[Extrait du document]:
=-=-=-=-=

Chaleureusement applaudi par un public conquis, Pascal Rophé propose en bis le Scherzo à la russe, une page enlevée, robuste et populaire, de Stravinsky qui « envoie du bois » !
À l'auditorium Rainier III, le lendemain…
Jeux de Claude Debussy est un moment de grâce que nous offre Pascal Rophé avec un orchestre qui donne le meilleur de lui-même sous une direction aussi experte que respectueuse du texte. Comme la flûte du Faune, l'orchestre de Jeux « instaure une respiration nouvelle de l'art musical », disait Boulez : « Jeux marque l'avènement d'une forme musicale qui, se renouvelant instantanément, implique une audition non moins instantanée », poursuivait-il. On ne pourrait mieux exprimer le ressenti émotionnel de ces quelque vingt minutes du ballet, la dernière pièce d'orchestre, sans doute la plus sensuelle, écrite par Debussy et créée le 15 mai 1913, deux semaines avant Le Sacre du printemps qui lui fit de l'ombre… avant que Boulez ne lui redonne sa place de chef-d'œuvre, quoique trop peu entendu dans les salles de concert.
Moins raffiné mais tout aussi organique, le Concerto pour piano d'Arnold Schönberg fait revenir François-Frédéric Guy sur la scène. L'œuvre américaine écrite en 1942 n'était pas la préférée de Boulez, nous dit Bruno Mantovani qui s'adresse à son public avant le début de chaque concert. Un rien didactique, robuste et sans grande finesse, l'œuvre articule les quatre mouvements d'une symphonie en l'espace d'une vingtaine de minutes non-stop.
La virtuosité n'est pas en reste pour le pianiste à qui le compositeur ménage une cadence avant le dernier mouvement. Schönberg y laisse davantage « respirer la musique » et dialoguer les instruments de l'orchestre avec le soliste. Le Finale est flamboyant tout comme le jeu de F.F. Guy aux prises avec l'écriture sans concession du Viennois. Son choix de l'Intermezzo de Brahms op.116 est judicieux dans un bis où l'interprète s'épanche librement.

=-=-=-=-=

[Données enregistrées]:
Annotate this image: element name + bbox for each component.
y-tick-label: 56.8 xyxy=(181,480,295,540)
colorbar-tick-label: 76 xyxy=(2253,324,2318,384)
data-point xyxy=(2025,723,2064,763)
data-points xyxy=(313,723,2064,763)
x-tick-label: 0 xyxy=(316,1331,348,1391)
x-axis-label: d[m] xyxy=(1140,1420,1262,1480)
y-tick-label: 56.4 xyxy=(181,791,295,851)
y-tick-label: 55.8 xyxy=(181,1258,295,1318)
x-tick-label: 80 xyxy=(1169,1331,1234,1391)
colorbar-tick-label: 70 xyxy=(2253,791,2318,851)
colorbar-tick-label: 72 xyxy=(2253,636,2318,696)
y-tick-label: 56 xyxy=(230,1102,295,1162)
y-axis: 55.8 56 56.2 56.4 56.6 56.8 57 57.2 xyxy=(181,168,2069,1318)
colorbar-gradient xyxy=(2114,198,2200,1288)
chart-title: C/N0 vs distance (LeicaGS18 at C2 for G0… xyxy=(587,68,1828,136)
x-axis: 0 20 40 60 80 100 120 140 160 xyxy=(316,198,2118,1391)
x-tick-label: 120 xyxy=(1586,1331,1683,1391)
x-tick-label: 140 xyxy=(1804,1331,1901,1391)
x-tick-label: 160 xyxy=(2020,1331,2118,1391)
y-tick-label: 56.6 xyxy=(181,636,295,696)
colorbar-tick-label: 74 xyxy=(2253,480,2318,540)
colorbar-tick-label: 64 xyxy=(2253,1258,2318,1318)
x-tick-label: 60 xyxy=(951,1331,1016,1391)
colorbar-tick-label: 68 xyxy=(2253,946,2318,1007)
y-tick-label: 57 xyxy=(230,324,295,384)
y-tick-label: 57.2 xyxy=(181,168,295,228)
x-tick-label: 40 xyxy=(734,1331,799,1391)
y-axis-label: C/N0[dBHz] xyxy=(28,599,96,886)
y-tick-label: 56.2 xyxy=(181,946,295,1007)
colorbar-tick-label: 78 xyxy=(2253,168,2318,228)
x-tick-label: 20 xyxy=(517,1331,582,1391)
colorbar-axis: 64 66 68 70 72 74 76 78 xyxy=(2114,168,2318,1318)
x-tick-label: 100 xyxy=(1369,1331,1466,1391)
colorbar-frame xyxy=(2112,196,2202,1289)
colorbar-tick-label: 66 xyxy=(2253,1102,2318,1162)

=-=-=-=-=

[Travail demandé]:
D'après l'extrait du document, en quelle année Schönberg a-t-il écrit son Concerto pour piano ?

[Résultat obtenu]:
En 1942.